[Items from a data source]
################

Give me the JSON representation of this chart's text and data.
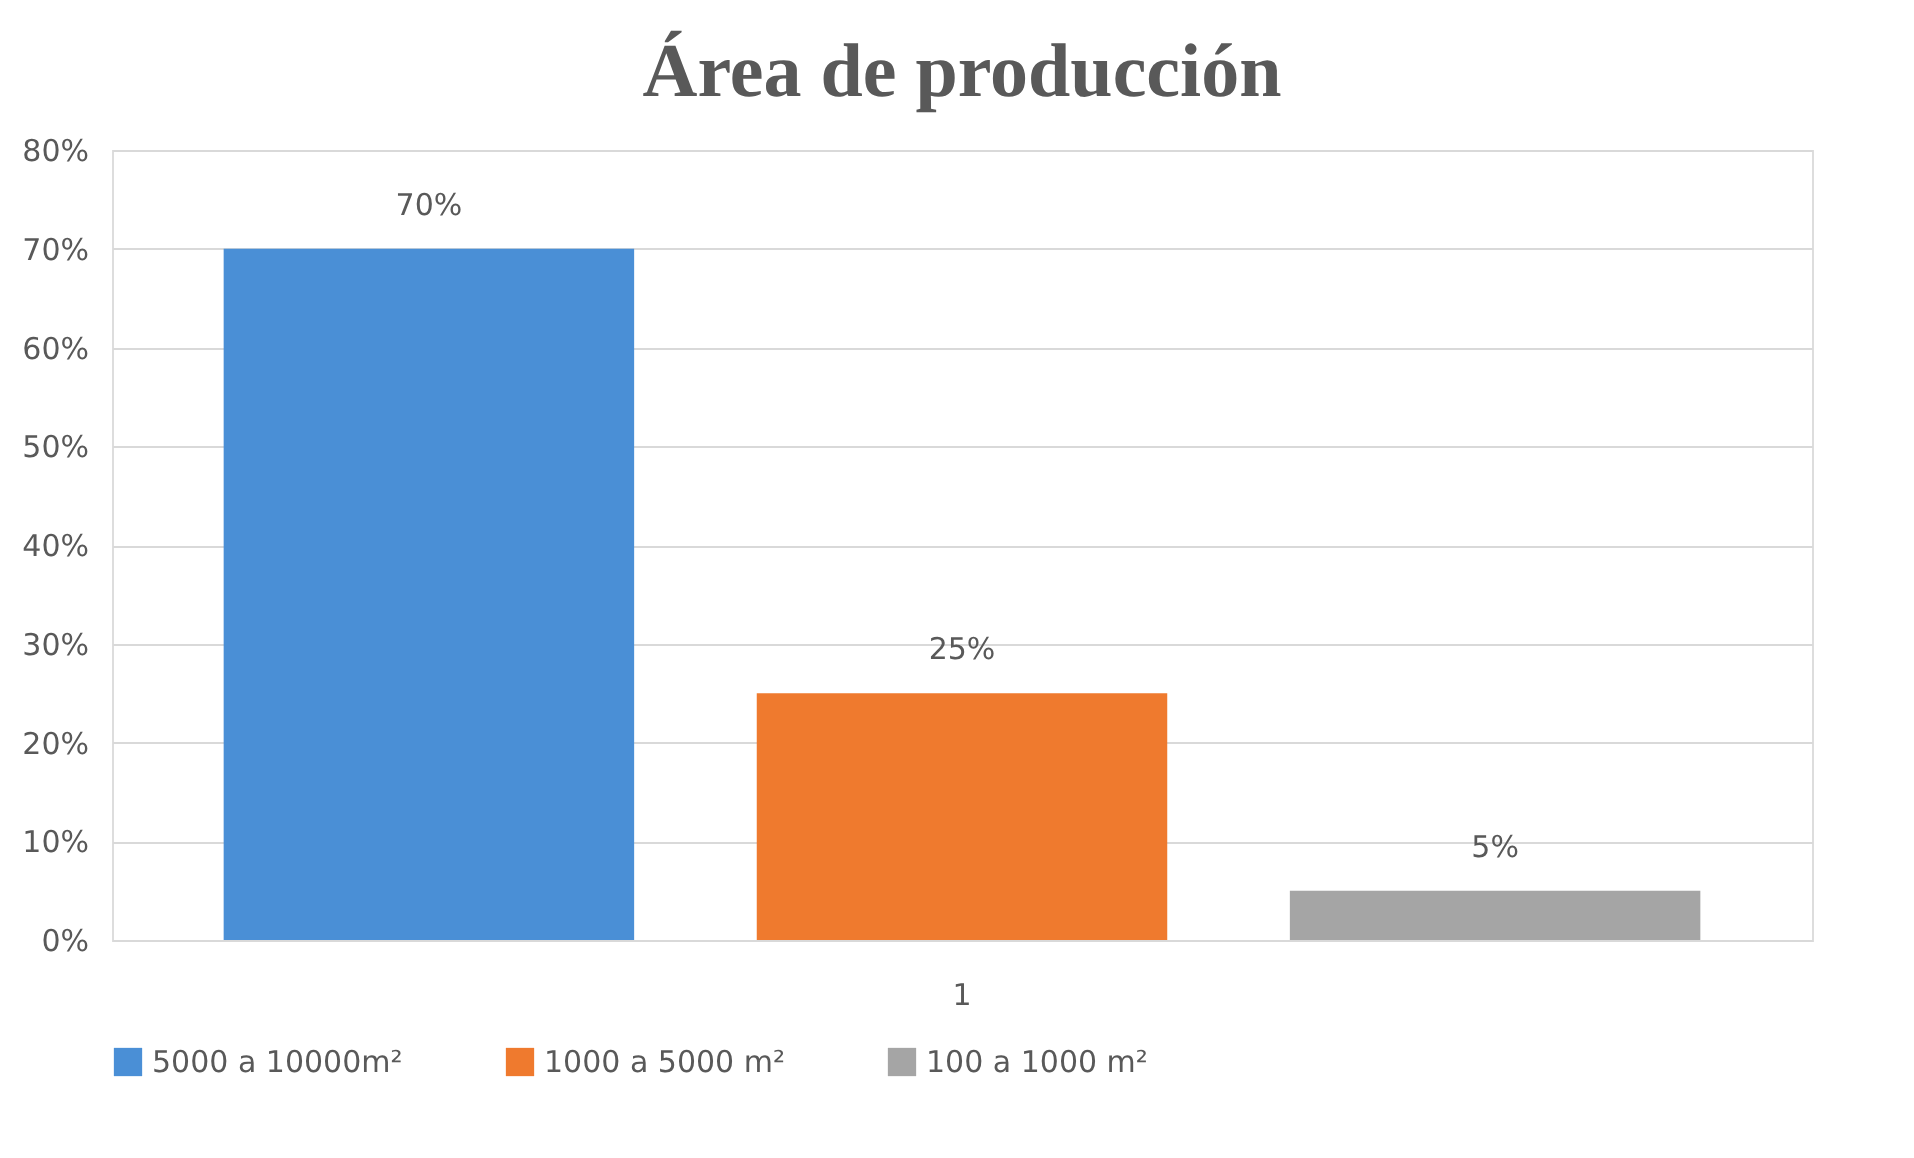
{
  "chart_data": {
    "type": "bar",
    "title": "Área de producción",
    "categories": [
      "1"
    ],
    "series": [
      {
        "name": "5000 a 10000m²",
        "color": "#4a8fd6",
        "values": [
          70
        ],
        "value_labels": [
          "70%"
        ]
      },
      {
        "name": "1000 a 5000 m²",
        "color": "#ef7a2e",
        "values": [
          25
        ],
        "value_labels": [
          "25%"
        ]
      },
      {
        "name": "100 a 1000 m²",
        "color": "#a5a5a5",
        "values": [
          5
        ],
        "value_labels": [
          "5%"
        ]
      }
    ],
    "ylim": [
      0,
      80
    ],
    "yticks": [
      {
        "value": 0,
        "label": "0%"
      },
      {
        "value": 10,
        "label": "10%"
      },
      {
        "value": 20,
        "label": "20%"
      },
      {
        "value": 30,
        "label": "30%"
      },
      {
        "value": 40,
        "label": "40%"
      },
      {
        "value": 50,
        "label": "50%"
      },
      {
        "value": 60,
        "label": "60%"
      },
      {
        "value": 70,
        "label": "70%"
      },
      {
        "value": 80,
        "label": "80%"
      }
    ],
    "grid": "y",
    "legend": "bottom"
  }
}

################

## Directive
Images in the records should not be copied. Repeat all the rest exactly.

## Solution to this problem
Give me the JSON representation of this chart's text and data.
{
  "chart_data": {
    "type": "bar",
    "title": "Área de producción",
    "categories": [
      "1"
    ],
    "series": [
      {
        "name": "5000 a 10000m²",
        "color": "#4a8fd6",
        "values": [
          70
        ],
        "value_labels": [
          "70%"
        ]
      },
      {
        "name": "1000 a 5000 m²",
        "color": "#ef7a2e",
        "values": [
          25
        ],
        "value_labels": [
          "25%"
        ]
      },
      {
        "name": "100 a 1000 m²",
        "color": "#a5a5a5",
        "values": [
          5
        ],
        "value_labels": [
          "5%"
        ]
      }
    ],
    "ylim": [
      0,
      80
    ],
    "yticks": [
      {
        "value": 0,
        "label": "0%"
      },
      {
        "value": 10,
        "label": "10%"
      },
      {
        "value": 20,
        "label": "20%"
      },
      {
        "value": 30,
        "label": "30%"
      },
      {
        "value": 40,
        "label": "40%"
      },
      {
        "value": 50,
        "label": "50%"
      },
      {
        "value": 60,
        "label": "60%"
      },
      {
        "value": 70,
        "label": "70%"
      },
      {
        "value": 80,
        "label": "80%"
      }
    ],
    "grid": "y",
    "legend": "bottom"
  }
}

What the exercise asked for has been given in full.